***** Supplied records

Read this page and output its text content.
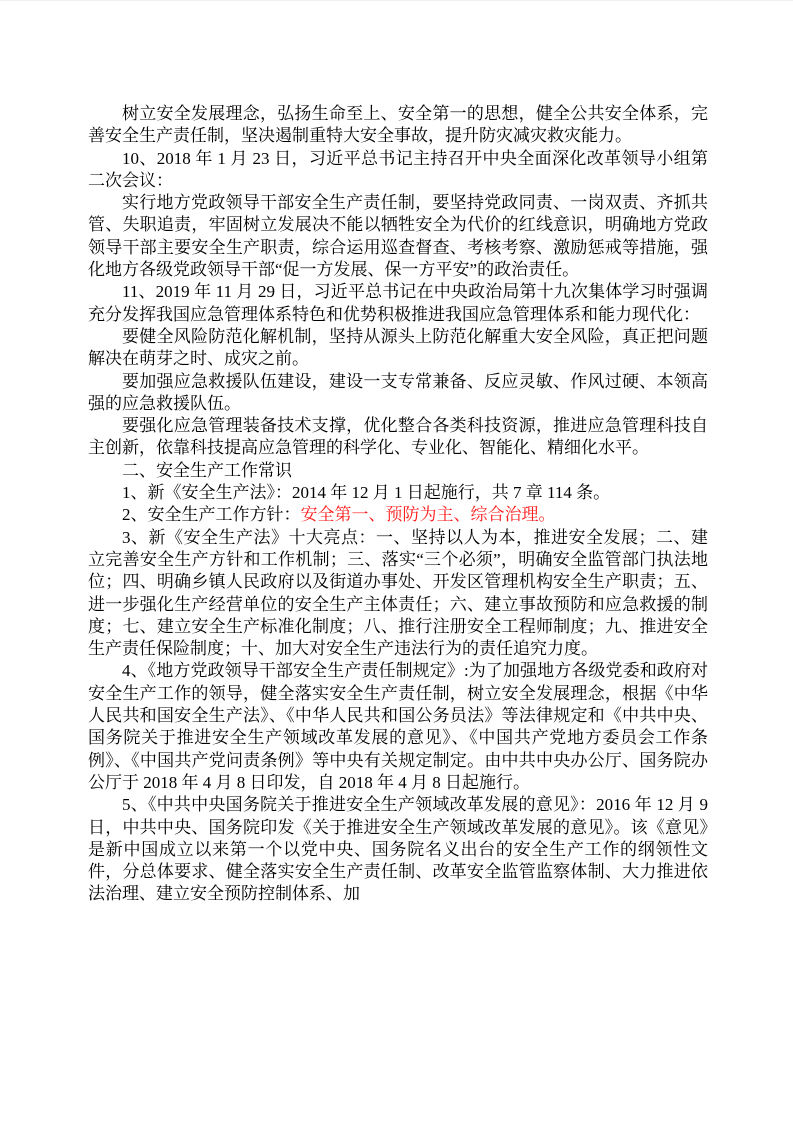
树立安全发展理念，弘扬生命至上、安全第一的思想，健全公共安全体系，完善安全生产责任制，坚决遏制重特大安全事故，提升防灾减灾救灾能力。

10、2018 年 1 月 23 日，习近平总书记主持召开中央全面深化改革领导小组第二次会议：

实行地方党政领导干部安全生产责任制，要坚持党政同责、一岗双责、齐抓共管、失职追责，牢固树立发展决不能以牺牲安全为代价的红线意识，明确地方党政领导干部主要安全生产职责，综合运用巡查督查、考核考察、激励惩戒等措施，强化地方各级党政领导干部“促一方发展、保一方平安”的政治责任。

11、2019 年 11 月 29 日，习近平总书记在中央政治局第十九次集体学习时强调充分发挥我国应急管理体系特色和优势积极推进我国应急管理体系和能力现代化：

要健全风险防范化解机制，坚持从源头上防范化解重大安全风险，真正把问题解决在萌芽之时、成灾之前。

要加强应急救援队伍建设，建设一支专常兼备、反应灵敏、作风过硬、本领高强的应急救援队伍。

要强化应急管理装备技术支撑，优化整合各类科技资源，推进应急管理科技自主创新，依靠科技提高应急管理的科学化、专业化、智能化、精细化水平。

二、安全生产工作常识

1、新《安全生产法》：2014 年 12 月 1 日起施行，共 7 章 114 条。

2、安全生产工作方针：安全第一、预防为主、综合治理。

3、新《安全生产法》十大亮点：一、坚持以人为本，推进安全发展；二、建立完善安全生产方针和工作机制；三、落实“三个必须”，明确安全监管部门执法地位；四、明确乡镇人民政府以及街道办事处、开发区管理机构安全生产职责；五、进一步强化生产经营单位的安全生产主体责任；六、建立事故预防和应急救援的制度；七、建立安全生产标准化制度；八、推行注册安全工程师制度；九、推进安全生产责任保险制度；十、加大对安全生产违法行为的责任追究力度。

4、《地方党政领导干部安全生产责任制规定》:为了加强地方各级党委和政府对安全生产工作的领导，健全落实安全生产责任制，树立安全发展理念，根据《中华人民共和国安全生产法》、《中华人民共和国公务员法》等法律规定和《中共中央、国务院关于推进安全生产领域改革发展的意见》、《中国共产党地方委员会工作条例》、《中国共产党问责条例》等中央有关规定制定。由中共中央办公厅、国务院办公厅于 2018 年 4 月 8 日印发，自 2018 年 4 月 8 日起施行。

5、《中共中央国务院关于推进安全生产领域改革发展的意见》：2016 年 12 月 9 日，中共中央、国务院印发《关于推进安全生产领域改革发展的意见》。该《意见》是新中国成立以来第一个以党中央、国务院名义出台的安全生产工作的纲领性文件，分总体要求、健全落实安全生产责任制、改革安全监管监察体制、大力推进依法治理、建立安全预防控制体系、加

**********

## What is being asked
Transcribe the records above exactly as they appear, leaving out any pictures.

## In response
Read this page and output its text content.
树立安全发展理念，弘扬生命至上、安全第一的思想，健全公共安全体系，完善安全生产责任制，坚决遏制重特大安全事故，提升防灾减灾救灾能力。

10、2018 年 1 月 23 日，习近平总书记主持召开中央全面深化改革领导小组第二次会议：

实行地方党政领导干部安全生产责任制，要坚持党政同责、一岗双责、齐抓共管、失职追责，牢固树立发展决不能以牺牲安全为代价的红线意识，明确地方党政领导干部主要安全生产职责，综合运用巡查督查、考核考察、激励惩戒等措施，强化地方各级党政领导干部“促一方发展、保一方平安”的政治责任。

11、2019 年 11 月 29 日，习近平总书记在中央政治局第十九次集体学习时强调充分发挥我国应急管理体系特色和优势积极推进我国应急管理体系和能力现代化：

要健全风险防范化解机制，坚持从源头上防范化解重大安全风险，真正把问题解决在萌芽之时、成灾之前。

要加强应急救援队伍建设，建设一支专常兼备、反应灵敏、作风过硬、本领高强的应急救援队伍。

要强化应急管理装备技术支撑，优化整合各类科技资源，推进应急管理科技自主创新，依靠科技提高应急管理的科学化、专业化、智能化、精细化水平。

二、安全生产工作常识

1、新《安全生产法》：2014 年 12 月 1 日起施行，共 7 章 114 条。

2、安全生产工作方针：安全第一、预防为主、综合治理。

3、新《安全生产法》十大亮点：一、坚持以人为本，推进安全发展；二、建立完善安全生产方针和工作机制；三、落实“三个必须”，明确安全监管部门执法地位；四、明确乡镇人民政府以及街道办事处、开发区管理机构安全生产职责；五、进一步强化生产经营单位的安全生产主体责任；六、建立事故预防和应急救援的制度；七、建立安全生产标准化制度；八、推行注册安全工程师制度；九、推进安全生产责任保险制度；十、加大对安全生产违法行为的责任追究力度。

4、《地方党政领导干部安全生产责任制规定》:为了加强地方各级党委和政府对安全生产工作的领导，健全落实安全生产责任制，树立安全发展理念，根据《中华人民共和国安全生产法》、《中华人民共和国公务员法》等法律规定和《中共中央、国务院关于推进安全生产领域改革发展的意见》、《中国共产党地方委员会工作条例》、《中国共产党问责条例》等中央有关规定制定。由中共中央办公厅、国务院办公厅于 2018 年 4 月 8 日印发，自 2018 年 4 月 8 日起施行。

5、《中共中央国务院关于推进安全生产领域改革发展的意见》：2016 年 12 月 9 日，中共中央、国务院印发《关于推进安全生产领域改革发展的意见》。该《意见》是新中国成立以来第一个以党中央、国务院名义出台的安全生产工作的纲领性文件，分总体要求、健全落实安全生产责任制、改革安全监管监察体制、大力推进依法治理、建立安全预防控制体系、加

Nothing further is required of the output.